Goal of the exercise: Locate the lines where "studenti" occurs and copy them as they stand.

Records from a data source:
───

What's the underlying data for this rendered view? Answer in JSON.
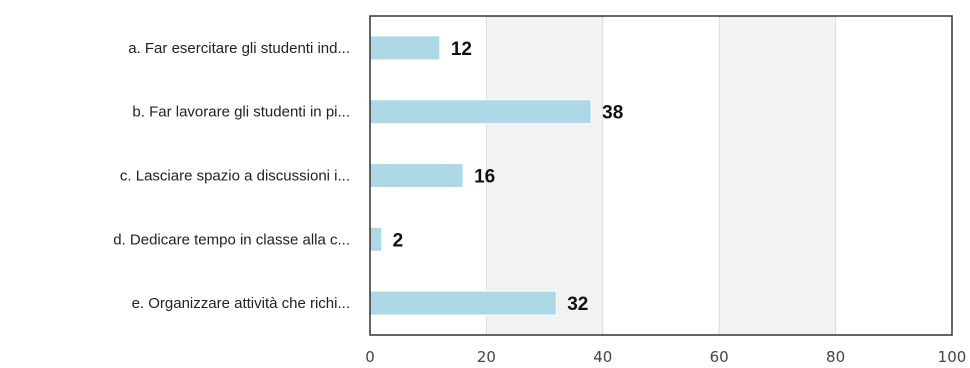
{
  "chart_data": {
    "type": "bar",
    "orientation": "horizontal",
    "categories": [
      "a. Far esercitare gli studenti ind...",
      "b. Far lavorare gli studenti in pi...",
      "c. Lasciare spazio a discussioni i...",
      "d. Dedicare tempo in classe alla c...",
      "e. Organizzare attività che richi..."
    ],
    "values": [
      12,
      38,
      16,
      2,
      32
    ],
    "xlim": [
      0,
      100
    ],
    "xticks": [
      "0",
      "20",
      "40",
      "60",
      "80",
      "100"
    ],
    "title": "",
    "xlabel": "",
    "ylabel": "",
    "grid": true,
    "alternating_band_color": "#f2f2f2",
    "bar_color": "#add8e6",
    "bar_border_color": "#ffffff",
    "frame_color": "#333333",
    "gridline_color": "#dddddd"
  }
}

───

Correct answer:
      "a. Far esercitare gli studenti ind...",
      "b. Far lavorare gli studenti in pi...",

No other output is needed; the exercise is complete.